• **WHAT THE TASK REQUIRES**: Below are records; count the lines in them that hold "üüritehingute" and give only the count.
-------------------------
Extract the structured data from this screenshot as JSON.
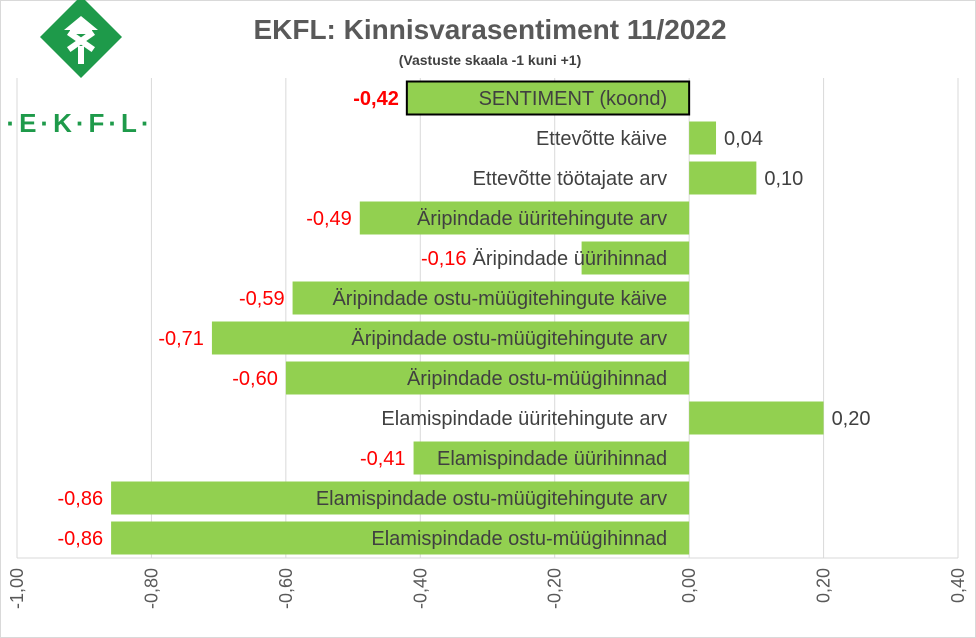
{
  "header": {
    "title": "EKFL: Kinnisvarasentiment 11/2022",
    "subtitle": "(Vastuste skaala -1 kuni +1)"
  },
  "logo": {
    "text": "·E·K·F·L·",
    "color": "#1e9a4a"
  },
  "chart_data": {
    "type": "bar",
    "orientation": "horizontal",
    "title": "EKFL: Kinnisvarasentiment 11/2022",
    "subtitle": "(Vastuste skaala -1 kuni +1)",
    "categories": [
      "SENTIMENT (koond)",
      "Ettevõtte käive",
      "Ettevõtte töötajate arv",
      "Äripindade üüritehingute arv",
      "Äripindade üürihinnad",
      "Äripindade ostu-müügitehingute käive",
      "Äripindade ostu-müügitehingute arv",
      "Äripindade ostu-müügihinnad",
      "Elamispindade üüritehingute arv",
      "Elamispindade üürihinnad",
      "Elamispindade ostu-müügitehingute arv",
      "Elamispindade ostu-müügihinnad"
    ],
    "values": [
      -0.42,
      0.04,
      0.1,
      -0.49,
      -0.16,
      -0.59,
      -0.71,
      -0.6,
      0.2,
      -0.41,
      -0.86,
      -0.86
    ],
    "value_labels": [
      "-0,42",
      "0,04",
      "0,10",
      "-0,49",
      "-0,16",
      "-0,59",
      "-0,71",
      "-0,60",
      "0,20",
      "-0,41",
      "-0,86",
      "-0,86"
    ],
    "xlim": [
      -1.0,
      0.4
    ],
    "xticks": [
      -1.0,
      -0.8,
      -0.6,
      -0.4,
      -0.2,
      0.0,
      0.2,
      0.4
    ],
    "xtick_labels": [
      "-1,00",
      "-0,80",
      "-0,60",
      "-0,40",
      "-0,20",
      "0,00",
      "0,20",
      "0,40"
    ],
    "grid": true,
    "legend": "none",
    "colors": {
      "bar": "#92d050",
      "negative_label": "#ff0000",
      "positive_label": "#404040",
      "grid": "#d9d9d9",
      "highlight_border": "#000000"
    }
  }
}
-------------------------
• **SOLUTION FOR THIS EXERCISE**: 2